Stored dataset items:

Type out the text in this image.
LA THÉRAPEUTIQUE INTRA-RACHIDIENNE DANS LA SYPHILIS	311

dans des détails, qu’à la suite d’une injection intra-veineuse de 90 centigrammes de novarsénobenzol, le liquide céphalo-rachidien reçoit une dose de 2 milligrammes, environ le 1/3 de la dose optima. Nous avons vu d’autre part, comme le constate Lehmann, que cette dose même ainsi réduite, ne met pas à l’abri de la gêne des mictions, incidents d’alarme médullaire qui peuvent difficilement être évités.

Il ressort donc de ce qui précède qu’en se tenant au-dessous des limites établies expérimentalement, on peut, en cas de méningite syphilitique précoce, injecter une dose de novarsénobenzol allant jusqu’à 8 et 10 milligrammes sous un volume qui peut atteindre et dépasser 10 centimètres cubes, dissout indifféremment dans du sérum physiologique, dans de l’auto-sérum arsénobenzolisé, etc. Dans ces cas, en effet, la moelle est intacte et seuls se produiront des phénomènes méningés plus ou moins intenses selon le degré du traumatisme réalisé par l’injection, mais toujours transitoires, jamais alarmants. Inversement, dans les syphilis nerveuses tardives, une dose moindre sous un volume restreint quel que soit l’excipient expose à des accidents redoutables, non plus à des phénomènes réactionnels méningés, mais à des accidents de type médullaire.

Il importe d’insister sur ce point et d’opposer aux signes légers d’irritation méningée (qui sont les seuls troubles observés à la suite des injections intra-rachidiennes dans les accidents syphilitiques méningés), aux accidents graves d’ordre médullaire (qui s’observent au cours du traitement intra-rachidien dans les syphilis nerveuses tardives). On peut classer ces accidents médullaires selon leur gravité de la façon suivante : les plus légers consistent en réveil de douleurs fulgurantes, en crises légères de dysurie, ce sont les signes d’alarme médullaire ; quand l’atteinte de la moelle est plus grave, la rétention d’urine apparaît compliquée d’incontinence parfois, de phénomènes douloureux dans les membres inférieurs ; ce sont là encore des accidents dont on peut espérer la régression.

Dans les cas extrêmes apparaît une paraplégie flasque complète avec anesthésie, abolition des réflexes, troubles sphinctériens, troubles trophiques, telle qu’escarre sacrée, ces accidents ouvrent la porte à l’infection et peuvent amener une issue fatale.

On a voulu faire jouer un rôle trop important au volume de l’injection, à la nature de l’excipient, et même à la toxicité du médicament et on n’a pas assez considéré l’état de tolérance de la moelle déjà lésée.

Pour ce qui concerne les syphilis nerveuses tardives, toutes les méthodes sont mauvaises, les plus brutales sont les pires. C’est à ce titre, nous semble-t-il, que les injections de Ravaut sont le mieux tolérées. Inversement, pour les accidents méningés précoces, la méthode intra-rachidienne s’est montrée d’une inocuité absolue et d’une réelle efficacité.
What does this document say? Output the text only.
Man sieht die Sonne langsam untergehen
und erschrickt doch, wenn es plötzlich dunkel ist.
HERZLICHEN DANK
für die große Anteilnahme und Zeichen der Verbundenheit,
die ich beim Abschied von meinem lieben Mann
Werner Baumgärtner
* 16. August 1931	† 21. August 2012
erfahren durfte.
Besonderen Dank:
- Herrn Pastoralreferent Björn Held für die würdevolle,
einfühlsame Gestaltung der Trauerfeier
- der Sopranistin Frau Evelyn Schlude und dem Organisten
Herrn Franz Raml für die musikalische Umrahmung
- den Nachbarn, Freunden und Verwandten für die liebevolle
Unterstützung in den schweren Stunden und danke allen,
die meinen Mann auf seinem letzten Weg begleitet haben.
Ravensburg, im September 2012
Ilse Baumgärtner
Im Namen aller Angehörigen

■ **Task objective**
Copy all of the data. Keep every word exactly as it is.

■ **Result**
Type out the text in this image.
LA THÉRAPEUTIQUE INTRA-RACHIDIENNE DANS LA SYPHILIS	311

dans des détails, qu’à la suite d’une injection intra-veineuse de 90 centigrammes de novarsénobenzol, le liquide céphalo-rachidien reçoit une dose de 2 milligrammes, environ le 1/3 de la dose optima. Nous avons vu d’autre part, comme le constate Lehmann, que cette dose même ainsi réduite, ne met pas à l’abri de la gêne des mictions, incidents d’alarme médullaire qui peuvent difficilement être évités.

Il ressort donc de ce qui précède qu’en se tenant au-dessous des limites établies expérimentalement, on peut, en cas de méningite syphilitique précoce, injecter une dose de novarsénobenzol allant jusqu’à 8 et 10 milligrammes sous un volume qui peut atteindre et dépasser 10 centimètres cubes, dissout indifféremment dans du sérum physiologique, dans de l’auto-sérum arsénobenzolisé, etc. Dans ces cas, en effet, la moelle est intacte et seuls se produiront des phénomènes méningés plus ou moins intenses selon le degré du traumatisme réalisé par l’injection, mais toujours transitoires, jamais alarmants. Inversement, dans les syphilis nerveuses tardives, une dose moindre sous un volume restreint quel que soit l’excipient expose à des accidents redoutables, non plus à des phénomènes réactionnels méningés, mais à des accidents de type médullaire.

Il importe d’insister sur ce point et d’opposer aux signes légers d’irritation méningée (qui sont les seuls troubles observés à la suite des injections intra-rachidiennes dans les accidents syphilitiques méningés), aux accidents graves d’ordre médullaire (qui s’observent au cours du traitement intra-rachidien dans les syphilis nerveuses tardives). On peut classer ces accidents médullaires selon leur gravité de la façon suivante : les plus légers consistent en réveil de douleurs fulgurantes, en crises légères de dysurie, ce sont les signes d’alarme médullaire ; quand l’atteinte de la moelle est plus grave, la rétention d’urine apparaît compliquée d’incontinence parfois, de phénomènes douloureux dans les membres inférieurs ; ce sont là encore des accidents dont on peut espérer la régression.

Dans les cas extrêmes apparaît une paraplégie flasque complète avec anesthésie, abolition des réflexes, troubles sphinctériens, troubles trophiques, telle qu’escarre sacrée, ces accidents ouvrent la porte à l’infection et peuvent amener une issue fatale.

On a voulu faire jouer un rôle trop important au volume de l’injection, à la nature de l’excipient, et même à la toxicité du médicament et on n’a pas assez considéré l’état de tolérance de la moelle déjà lésée.

Pour ce qui concerne les syphilis nerveuses tardives, toutes les méthodes sont mauvaises, les plus brutales sont les pires. C’est à ce titre, nous semble-t-il, que les injections de Ravaut sont le mieux tolérées. Inversement, pour les accidents méningés précoces, la méthode intra-rachidienne s’est montrée d’une inocuité absolue et d’une réelle efficacité.
What does this document say? Output the text only.
Man sieht die Sonne langsam untergehen
und erschrickt doch, wenn es plötzlich dunkel ist.
HERZLICHEN DANK
für die große Anteilnahme und Zeichen der Verbundenheit,
die ich beim Abschied von meinem lieben Mann
Werner Baumgärtner
* 16. August 1931	† 21. August 2012
erfahren durfte.
Besonderen Dank:
- Herrn Pastoralreferent Björn Held für die würdevolle,
einfühlsame Gestaltung der Trauerfeier
- der Sopranistin Frau Evelyn Schlude und dem Organisten
Herrn Franz Raml für die musikalische Umrahmung
- den Nachbarn, Freunden und Verwandten für die liebevolle
Unterstützung in den schweren Stunden und danke allen,
die meinen Mann auf seinem letzten Weg begleitet haben.
Ravensburg, im September 2012
Ilse Baumgärtner
Im Namen aller Angehörigen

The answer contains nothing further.